_Written request 1_
Please rewrite the region boundary data records from the line containing "447, 201, 471]" through the line containing "232, 777, 259]" as a JSON list of strings, one string per line, with blank lines left out.

_Selected excerpt_
--- BEGIN ---

Is there a way to find out a closed form of the sum $\sum_{n=1}^\infty \frac{1}{n^6}\sum_{k=1}^n \frac{H_k}{k}$? Is there a way to find out a closed form of the sum $\displaystyle \sum_{n=1}^\infty \dfrac{1}{n^6}\sum_{k=1}^n \dfrac{H_k}{k}$ ?
It appeared to me while calculating $\displaystyle\sum_{n=1}^\infty \dfrac{(H_n)^2}{n^6}$ where I used $\displaystyle (H_n)^2=2\sum_{k=1}^n \dfrac{H_k}{k}-H_n^{(2)}$ .
The sum involving harmonic number of order 2 can be calculated, but how do we do the mentioned sum , I still do not have much ideas about that.
 A: Through a sequence of interchanging the order of the sums & removing the first term ...
We will manipulate the sum to multiple zeta functions.
\begin{eqnarray*}
S &=& \sum_{n=1}^{\infty} \frac{1}{n^6} \sum_{k=1}^{n} \frac{H_k}{k} \\
S &=& \sum_{n=1}^{\infty}  \sum_{k=1}^{n} \sum_{j=1}^{k}\frac{1}{n^6 jk} \\
S &=&   \sum_{k=1}^{\infty} \sum_{j=1}^{k} \sum_{n=k}^{\infty}\frac{1}{n^6 jk} \\
S &=&  \sum_{j=1}^{\infty} \sum_{k=j}^{\infty}  \sum_{n=k}^{\infty}\frac{1}{n^6 jk} \\
S &=&  \sum_{j=1}^{\infty} \left( \sum_{n=k}^{\infty}\frac{1}{n^6 j^2}+\sum_{k=j+1}^{\infty}  \sum_{n=k}^{\infty}\frac{1}{n^6 jk} \right)\\
S &=&  \sum_{j=1}^{\infty} \left(\frac{1}{j^8} +\sum_{n=k+1}^{\infty}\frac{1}{n^6 j^2}+\sum_{k=j+1}^{\infty} \left( \frac{1}{k^7 j} + \sum_{n=k+1}^{\infty}\frac{1}{n^6 jk} \right)\right)\\
\end{eqnarray*}
So the sum is $\color{red}{\zeta(8)+\zeta(6,2)+\zeta(7,1)+\zeta(6,1,1)}$.
These multiple zeta functions can be evaluated using techniques descibed ... https://en.wikipedia.org/wiki/Multiple_zeta_function
A: Partial solution and just writing the integral representation of the sum.
\begin{align}
S=\sum_{n=1}^\infty\frac1{n^6}\sum_{k=1}^n\frac{H_k}{k}=\frac12\sum_{n=1}^\infty\frac{H_n^2+H_n^{(2)}}{n^6}
\end{align}
From here we have $$\int_0^1 x^{n-1}\ln^2(1-x)\ dx=\frac{H_n^2+H_n^{(2)}}{n}$$
Thus $$S=\frac12\int_0^1\frac{\ln^2(1-x)}{x}\sum_{n=1}^\infty\frac{x^n}{n^5}\ dx=\frac12\int_0^1\frac{\ln^2(1-x)\operatorname{Li}_5(x)}{x}\ dx$$

Another related integral:
@SuperAboud proved here : $$\frac{\ln^2(1-x)}{1-x}=\sum_{n=1}^\infty x^n(H_n^2-H_n^{(2)})$$
Multiply both sides by $\displaystyle-\frac{\ln^5x}{5!x}$ then integrate from $x=0$ to $x=1$
$$-\frac1{5!}\sum_{n=1}^\infty (H_n^2-H_n^{(2)})\int_0^1 x^{n-1}\ln^5x\ dx=\sum_{n=1}^\infty\frac{H_n^2-H_n^{(2)}}{n^6}=-\frac1{5!}\int_0^1\frac{\ln^2(1-x)\ln^5x}{x(1-x)}\ dx$$

--- END ---

_Written request 2_
Answer these questions about the thread on the harmonic number sum:
(a) What identity for (H_n)^2 does the asker use?
(b) Which four multiple zeta values does the first answer give as the sum?
(c) Which polylogarithm appears in the integral representation in the partial solution?

Region boundary data:
--- BEGIN ---

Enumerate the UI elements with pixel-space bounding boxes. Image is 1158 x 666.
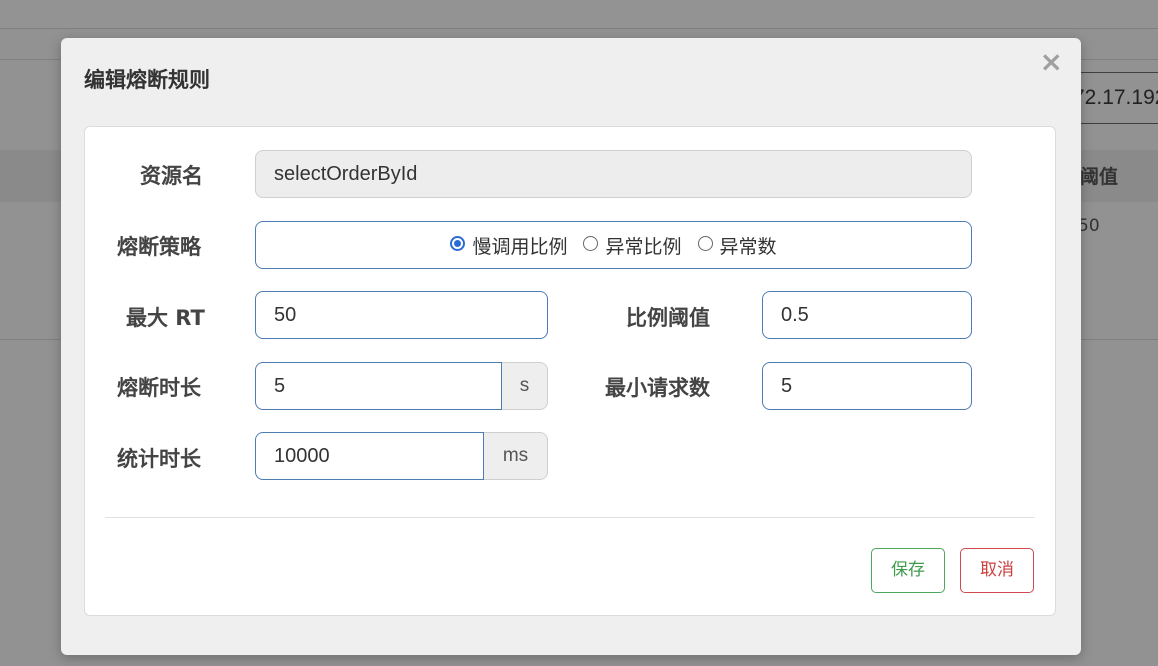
stat-duration-label: 统计时长	[117, 447, 201, 471]
strategy-label: 熔断策略	[117, 235, 201, 259]
radio-checked-icon[interactable]	[450, 235, 466, 251]
break-duration-input[interactable]: 5	[255, 362, 502, 410]
background-table-cell: 50	[1078, 216, 1100, 236]
radio-unchecked-icon[interactable]	[697, 235, 713, 251]
footer-divider	[105, 517, 1035, 518]
edit-circuit-breaker-dialog: 编辑熔断规则 × 资源名 selectOrderById 熔断策略 慢调用比例 …	[61, 38, 1081, 655]
radio-slow-call-ratio[interactable]: 慢调用比例	[450, 232, 567, 259]
close-icon[interactable]: ×	[1040, 48, 1063, 76]
strategy-radio-group: 慢调用比例 异常比例 异常数	[255, 221, 972, 269]
stat-duration-unit: ms	[484, 432, 548, 480]
radio-label: 异常比例	[605, 235, 682, 258]
max-rt-label: 最大 RT	[126, 306, 205, 330]
break-duration-label: 熔断时长	[117, 376, 201, 400]
stat-duration-input[interactable]: 10000	[255, 432, 484, 480]
radio-exception-count[interactable]: 异常数	[697, 232, 777, 259]
background-column-header: 阈值	[1080, 166, 1119, 188]
min-request-label: 最小请求数	[605, 376, 710, 400]
radio-exception-ratio[interactable]: 异常比例	[583, 232, 682, 259]
background-divider	[0, 28, 1158, 29]
max-rt-input[interactable]: 50	[255, 291, 548, 339]
form-panel: 资源名 selectOrderById 熔断策略 慢调用比例 异常比例 异常数 …	[84, 126, 1056, 616]
dialog-title: 编辑熔断规则	[84, 68, 210, 92]
resource-name-label: 资源名	[140, 164, 203, 188]
ratio-threshold-label: 比例阈值	[626, 306, 710, 330]
cancel-button[interactable]: 取消	[960, 548, 1034, 593]
save-button[interactable]: 保存	[871, 548, 945, 593]
min-request-input[interactable]: 5	[762, 362, 972, 410]
background-header	[0, 0, 1158, 28]
resource-name-field[interactable]: selectOrderById	[255, 150, 972, 198]
ratio-threshold-input[interactable]: 0.5	[762, 291, 972, 339]
radio-label: 异常数	[719, 235, 777, 258]
radio-label: 慢调用比例	[472, 235, 568, 258]
break-duration-unit: s	[502, 362, 548, 410]
radio-unchecked-icon[interactable]	[583, 235, 599, 251]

--- END ---

_Complete response 1_
[
  "stat-duration-label: 统计时长\t[117, 447, 201, 471]",
  "strategy-label: 熔断策略\t[117, 235, 201, 259]",
  "radio-checked-icon[interactable]\t[450, 235, 466, 251]",
  "break-duration-input[interactable]: 5\t[255, 362, 502, 410]",
  "background-table-cell: 50\t[1078, 216, 1100, 236]",
  "radio-unchecked-icon[interactable]\t[697, 235, 713, 251]",
  "footer-divider\t[105, 517, 1035, 518]",
  "edit-circuit-breaker-dialog: 编辑熔断规则 × 资源名 selectOrderById 熔断策略 慢调用比例 …\t[61, 38, 1081, 655]",
  "radio-slow-call-ratio[interactable]: 慢调用比例\t[450, 232, 567, 259]",
  "close-icon[interactable]: ×\t[1040, 48, 1063, 76]",
  "strategy-radio-group: 慢调用比例 异常比例 异常数\t[255, 221, 972, 269]",
  "stat-duration-unit: ms\t[484, 432, 548, 480]",
  "radio-label: 异常比例\t[605, 235, 682, 258]",
  "max-rt-label: 最大 RT\t[126, 306, 205, 330]",
  "break-duration-label: 熔断时长\t[117, 376, 201, 400]",
  "stat-duration-input[interactable]: 10000\t[255, 432, 484, 480]",
  "radio-exception-count[interactable]: 异常数\t[697, 232, 777, 259]"
]

_Complete response 2_
(a) (H_n)^2 = 2 Σ_{k=1}^n H_k/k − H_n^(2)
(b) ζ(8) + ζ(6,2) + ζ(7,1) + ζ(6,1,1)
(c) Li_5(x)